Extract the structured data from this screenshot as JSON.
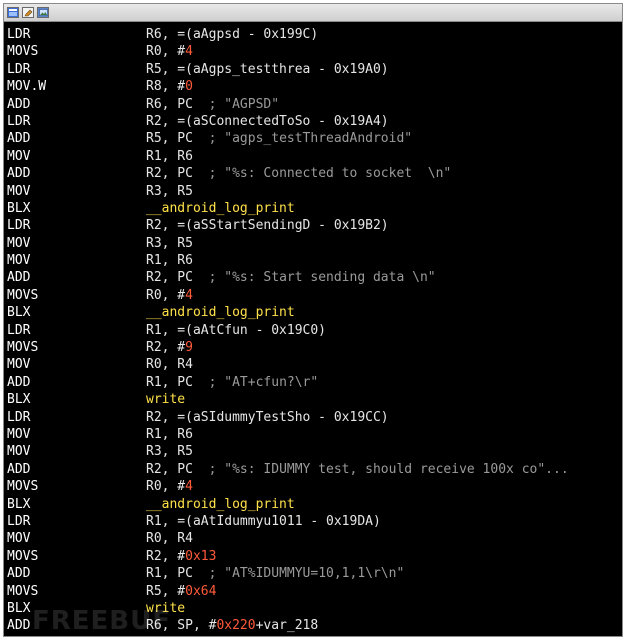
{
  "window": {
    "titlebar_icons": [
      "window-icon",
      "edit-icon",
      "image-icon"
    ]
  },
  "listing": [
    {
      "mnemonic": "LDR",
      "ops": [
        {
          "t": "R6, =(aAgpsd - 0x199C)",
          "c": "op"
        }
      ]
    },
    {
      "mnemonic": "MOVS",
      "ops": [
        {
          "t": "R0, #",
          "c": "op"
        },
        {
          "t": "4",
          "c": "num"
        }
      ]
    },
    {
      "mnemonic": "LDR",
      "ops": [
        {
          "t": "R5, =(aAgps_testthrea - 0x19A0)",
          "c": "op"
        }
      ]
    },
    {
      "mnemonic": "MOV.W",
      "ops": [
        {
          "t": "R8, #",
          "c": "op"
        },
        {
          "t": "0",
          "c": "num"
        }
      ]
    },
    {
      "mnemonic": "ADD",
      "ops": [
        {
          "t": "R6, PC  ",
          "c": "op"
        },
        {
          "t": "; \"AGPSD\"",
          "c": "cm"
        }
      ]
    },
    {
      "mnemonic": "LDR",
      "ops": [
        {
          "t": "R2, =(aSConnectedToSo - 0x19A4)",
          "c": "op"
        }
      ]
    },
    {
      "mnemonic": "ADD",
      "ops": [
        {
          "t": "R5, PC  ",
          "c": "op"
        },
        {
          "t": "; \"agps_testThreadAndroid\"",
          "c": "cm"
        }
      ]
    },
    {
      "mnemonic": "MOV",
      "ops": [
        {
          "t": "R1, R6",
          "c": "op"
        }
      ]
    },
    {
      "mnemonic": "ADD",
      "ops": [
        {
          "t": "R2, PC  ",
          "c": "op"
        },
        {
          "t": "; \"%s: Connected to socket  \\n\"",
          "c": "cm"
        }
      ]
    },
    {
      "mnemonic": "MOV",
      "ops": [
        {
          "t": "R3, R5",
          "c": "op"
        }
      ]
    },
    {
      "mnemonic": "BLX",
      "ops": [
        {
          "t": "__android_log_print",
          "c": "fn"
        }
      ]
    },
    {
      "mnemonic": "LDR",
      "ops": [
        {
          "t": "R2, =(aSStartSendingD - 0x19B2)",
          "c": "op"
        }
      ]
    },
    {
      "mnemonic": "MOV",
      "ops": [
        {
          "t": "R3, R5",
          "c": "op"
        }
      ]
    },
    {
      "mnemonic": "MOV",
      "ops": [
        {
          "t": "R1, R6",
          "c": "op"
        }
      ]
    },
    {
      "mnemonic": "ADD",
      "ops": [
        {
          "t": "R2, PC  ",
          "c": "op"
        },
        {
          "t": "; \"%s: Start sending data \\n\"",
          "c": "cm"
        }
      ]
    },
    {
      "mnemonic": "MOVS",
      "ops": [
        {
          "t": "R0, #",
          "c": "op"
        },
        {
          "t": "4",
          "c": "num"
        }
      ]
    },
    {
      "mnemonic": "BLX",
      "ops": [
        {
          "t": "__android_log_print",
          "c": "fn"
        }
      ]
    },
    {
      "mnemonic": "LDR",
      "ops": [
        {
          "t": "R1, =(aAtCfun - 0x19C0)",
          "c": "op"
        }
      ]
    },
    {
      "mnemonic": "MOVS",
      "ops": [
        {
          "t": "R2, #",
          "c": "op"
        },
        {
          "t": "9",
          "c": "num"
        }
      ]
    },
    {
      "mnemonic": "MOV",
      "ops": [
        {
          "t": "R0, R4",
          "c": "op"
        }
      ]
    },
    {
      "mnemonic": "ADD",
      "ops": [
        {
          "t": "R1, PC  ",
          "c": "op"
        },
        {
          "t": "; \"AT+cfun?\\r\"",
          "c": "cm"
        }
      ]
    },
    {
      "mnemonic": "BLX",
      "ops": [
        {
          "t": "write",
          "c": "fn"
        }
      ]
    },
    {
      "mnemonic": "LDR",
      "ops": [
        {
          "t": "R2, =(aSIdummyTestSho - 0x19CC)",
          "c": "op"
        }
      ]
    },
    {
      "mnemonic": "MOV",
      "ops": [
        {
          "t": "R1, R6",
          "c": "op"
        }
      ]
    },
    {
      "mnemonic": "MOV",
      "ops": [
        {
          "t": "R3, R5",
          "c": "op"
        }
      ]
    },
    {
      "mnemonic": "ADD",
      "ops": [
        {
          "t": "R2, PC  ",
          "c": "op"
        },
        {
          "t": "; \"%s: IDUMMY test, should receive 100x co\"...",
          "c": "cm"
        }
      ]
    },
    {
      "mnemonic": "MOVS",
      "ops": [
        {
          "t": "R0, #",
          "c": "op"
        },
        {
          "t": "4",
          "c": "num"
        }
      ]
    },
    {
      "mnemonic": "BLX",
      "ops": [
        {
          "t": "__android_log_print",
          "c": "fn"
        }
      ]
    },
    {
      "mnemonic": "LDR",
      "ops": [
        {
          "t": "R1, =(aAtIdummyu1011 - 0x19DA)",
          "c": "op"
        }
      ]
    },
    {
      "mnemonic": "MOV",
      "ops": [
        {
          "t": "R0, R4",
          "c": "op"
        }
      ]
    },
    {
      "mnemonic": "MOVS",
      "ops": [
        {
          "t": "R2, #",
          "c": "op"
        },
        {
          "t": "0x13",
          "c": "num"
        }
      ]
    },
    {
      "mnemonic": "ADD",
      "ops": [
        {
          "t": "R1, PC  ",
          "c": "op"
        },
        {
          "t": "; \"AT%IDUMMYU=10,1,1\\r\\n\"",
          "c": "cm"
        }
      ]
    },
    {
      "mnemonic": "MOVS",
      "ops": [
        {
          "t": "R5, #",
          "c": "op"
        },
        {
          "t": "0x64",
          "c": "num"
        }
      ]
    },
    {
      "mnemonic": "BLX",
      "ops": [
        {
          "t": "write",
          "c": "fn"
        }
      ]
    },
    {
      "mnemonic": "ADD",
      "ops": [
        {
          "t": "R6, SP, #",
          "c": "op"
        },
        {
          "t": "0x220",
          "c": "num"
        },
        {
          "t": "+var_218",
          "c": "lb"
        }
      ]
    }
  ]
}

* _The request_
Set the entries down again exactly. Do not include the images.

* _Written solution_
Extract the structured data from this screenshot as JSON.
{
  "window": {
    "titlebar_icons": [
      "window-icon",
      "edit-icon",
      "image-icon"
    ]
  },
  "listing": [
    {
      "mnemonic": "LDR",
      "ops": [
        {
          "t": "R6, =(aAgpsd - 0x199C)",
          "c": "op"
        }
      ]
    },
    {
      "mnemonic": "MOVS",
      "ops": [
        {
          "t": "R0, #",
          "c": "op"
        },
        {
          "t": "4",
          "c": "num"
        }
      ]
    },
    {
      "mnemonic": "LDR",
      "ops": [
        {
          "t": "R5, =(aAgps_testthrea - 0x19A0)",
          "c": "op"
        }
      ]
    },
    {
      "mnemonic": "MOV.W",
      "ops": [
        {
          "t": "R8, #",
          "c": "op"
        },
        {
          "t": "0",
          "c": "num"
        }
      ]
    },
    {
      "mnemonic": "ADD",
      "ops": [
        {
          "t": "R6, PC  ",
          "c": "op"
        },
        {
          "t": "; \"AGPSD\"",
          "c": "cm"
        }
      ]
    },
    {
      "mnemonic": "LDR",
      "ops": [
        {
          "t": "R2, =(aSConnectedToSo - 0x19A4)",
          "c": "op"
        }
      ]
    },
    {
      "mnemonic": "ADD",
      "ops": [
        {
          "t": "R5, PC  ",
          "c": "op"
        },
        {
          "t": "; \"agps_testThreadAndroid\"",
          "c": "cm"
        }
      ]
    },
    {
      "mnemonic": "MOV",
      "ops": [
        {
          "t": "R1, R6",
          "c": "op"
        }
      ]
    },
    {
      "mnemonic": "ADD",
      "ops": [
        {
          "t": "R2, PC  ",
          "c": "op"
        },
        {
          "t": "; \"%s: Connected to socket  \\n\"",
          "c": "cm"
        }
      ]
    },
    {
      "mnemonic": "MOV",
      "ops": [
        {
          "t": "R3, R5",
          "c": "op"
        }
      ]
    },
    {
      "mnemonic": "BLX",
      "ops": [
        {
          "t": "__android_log_print",
          "c": "fn"
        }
      ]
    },
    {
      "mnemonic": "LDR",
      "ops": [
        {
          "t": "R2, =(aSStartSendingD - 0x19B2)",
          "c": "op"
        }
      ]
    },
    {
      "mnemonic": "MOV",
      "ops": [
        {
          "t": "R3, R5",
          "c": "op"
        }
      ]
    },
    {
      "mnemonic": "MOV",
      "ops": [
        {
          "t": "R1, R6",
          "c": "op"
        }
      ]
    },
    {
      "mnemonic": "ADD",
      "ops": [
        {
          "t": "R2, PC  ",
          "c": "op"
        },
        {
          "t": "; \"%s: Start sending data \\n\"",
          "c": "cm"
        }
      ]
    },
    {
      "mnemonic": "MOVS",
      "ops": [
        {
          "t": "R0, #",
          "c": "op"
        },
        {
          "t": "4",
          "c": "num"
        }
      ]
    },
    {
      "mnemonic": "BLX",
      "ops": [
        {
          "t": "__android_log_print",
          "c": "fn"
        }
      ]
    },
    {
      "mnemonic": "LDR",
      "ops": [
        {
          "t": "R1, =(aAtCfun - 0x19C0)",
          "c": "op"
        }
      ]
    },
    {
      "mnemonic": "MOVS",
      "ops": [
        {
          "t": "R2, #",
          "c": "op"
        },
        {
          "t": "9",
          "c": "num"
        }
      ]
    },
    {
      "mnemonic": "MOV",
      "ops": [
        {
          "t": "R0, R4",
          "c": "op"
        }
      ]
    },
    {
      "mnemonic": "ADD",
      "ops": [
        {
          "t": "R1, PC  ",
          "c": "op"
        },
        {
          "t": "; \"AT+cfun?\\r\"",
          "c": "cm"
        }
      ]
    },
    {
      "mnemonic": "BLX",
      "ops": [
        {
          "t": "write",
          "c": "fn"
        }
      ]
    },
    {
      "mnemonic": "LDR",
      "ops": [
        {
          "t": "R2, =(aSIdummyTestSho - 0x19CC)",
          "c": "op"
        }
      ]
    },
    {
      "mnemonic": "MOV",
      "ops": [
        {
          "t": "R1, R6",
          "c": "op"
        }
      ]
    },
    {
      "mnemonic": "MOV",
      "ops": [
        {
          "t": "R3, R5",
          "c": "op"
        }
      ]
    },
    {
      "mnemonic": "ADD",
      "ops": [
        {
          "t": "R2, PC  ",
          "c": "op"
        },
        {
          "t": "; \"%s: IDUMMY test, should receive 100x co\"...",
          "c": "cm"
        }
      ]
    },
    {
      "mnemonic": "MOVS",
      "ops": [
        {
          "t": "R0, #",
          "c": "op"
        },
        {
          "t": "4",
          "c": "num"
        }
      ]
    },
    {
      "mnemonic": "BLX",
      "ops": [
        {
          "t": "__android_log_print",
          "c": "fn"
        }
      ]
    },
    {
      "mnemonic": "LDR",
      "ops": [
        {
          "t": "R1, =(aAtIdummyu1011 - 0x19DA)",
          "c": "op"
        }
      ]
    },
    {
      "mnemonic": "MOV",
      "ops": [
        {
          "t": "R0, R4",
          "c": "op"
        }
      ]
    },
    {
      "mnemonic": "MOVS",
      "ops": [
        {
          "t": "R2, #",
          "c": "op"
        },
        {
          "t": "0x13",
          "c": "num"
        }
      ]
    },
    {
      "mnemonic": "ADD",
      "ops": [
        {
          "t": "R1, PC  ",
          "c": "op"
        },
        {
          "t": "; \"AT%IDUMMYU=10,1,1\\r\\n\"",
          "c": "cm"
        }
      ]
    },
    {
      "mnemonic": "MOVS",
      "ops": [
        {
          "t": "R5, #",
          "c": "op"
        },
        {
          "t": "0x64",
          "c": "num"
        }
      ]
    },
    {
      "mnemonic": "BLX",
      "ops": [
        {
          "t": "write",
          "c": "fn"
        }
      ]
    },
    {
      "mnemonic": "ADD",
      "ops": [
        {
          "t": "R6, SP, #",
          "c": "op"
        },
        {
          "t": "0x220",
          "c": "num"
        },
        {
          "t": "+var_218",
          "c": "lb"
        }
      ]
    }
  ]
}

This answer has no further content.